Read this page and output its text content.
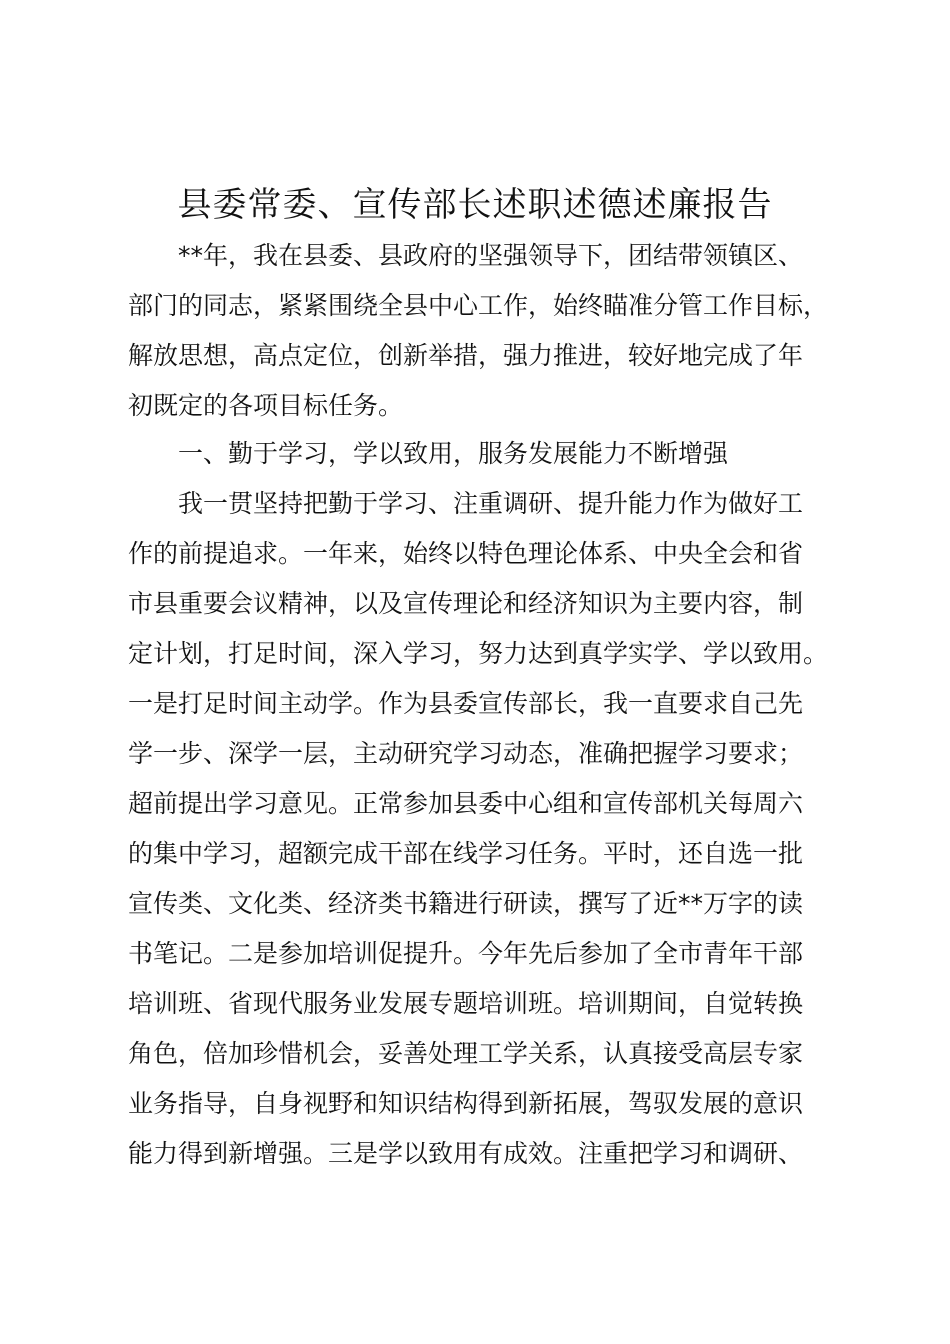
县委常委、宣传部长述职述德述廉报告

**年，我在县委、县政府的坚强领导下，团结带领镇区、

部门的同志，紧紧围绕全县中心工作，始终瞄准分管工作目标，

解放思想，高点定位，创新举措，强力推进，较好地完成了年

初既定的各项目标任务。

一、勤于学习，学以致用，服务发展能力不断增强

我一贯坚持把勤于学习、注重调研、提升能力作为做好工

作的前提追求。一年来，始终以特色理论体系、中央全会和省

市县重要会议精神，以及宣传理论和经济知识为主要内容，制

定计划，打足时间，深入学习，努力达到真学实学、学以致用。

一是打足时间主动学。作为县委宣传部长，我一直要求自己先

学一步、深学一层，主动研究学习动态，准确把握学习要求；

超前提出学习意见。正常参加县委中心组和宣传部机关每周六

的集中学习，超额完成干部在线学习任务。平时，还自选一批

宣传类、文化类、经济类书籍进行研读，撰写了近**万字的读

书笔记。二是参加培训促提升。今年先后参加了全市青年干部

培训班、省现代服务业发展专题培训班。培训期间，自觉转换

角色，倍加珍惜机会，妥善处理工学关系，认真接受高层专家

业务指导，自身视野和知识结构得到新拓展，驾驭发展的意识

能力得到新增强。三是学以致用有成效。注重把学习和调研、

What the task requires: Every record must be copied exactly, with the pictures left out.

Response for this exercise:
Read this page and output its text content.
县委常委、宣传部长述职述德述廉报告

**年，我在县委、县政府的坚强领导下，团结带领镇区、

部门的同志，紧紧围绕全县中心工作，始终瞄准分管工作目标，

解放思想，高点定位，创新举措，强力推进，较好地完成了年

初既定的各项目标任务。

一、勤于学习，学以致用，服务发展能力不断增强

我一贯坚持把勤于学习、注重调研、提升能力作为做好工

作的前提追求。一年来，始终以特色理论体系、中央全会和省

市县重要会议精神，以及宣传理论和经济知识为主要内容，制

定计划，打足时间，深入学习，努力达到真学实学、学以致用。

一是打足时间主动学。作为县委宣传部长，我一直要求自己先

学一步、深学一层，主动研究学习动态，准确把握学习要求；

超前提出学习意见。正常参加县委中心组和宣传部机关每周六

的集中学习，超额完成干部在线学习任务。平时，还自选一批

宣传类、文化类、经济类书籍进行研读，撰写了近**万字的读

书笔记。二是参加培训促提升。今年先后参加了全市青年干部

培训班、省现代服务业发展专题培训班。培训期间，自觉转换

角色，倍加珍惜机会，妥善处理工学关系，认真接受高层专家

业务指导，自身视野和知识结构得到新拓展，驾驭发展的意识

能力得到新增强。三是学以致用有成效。注重把学习和调研、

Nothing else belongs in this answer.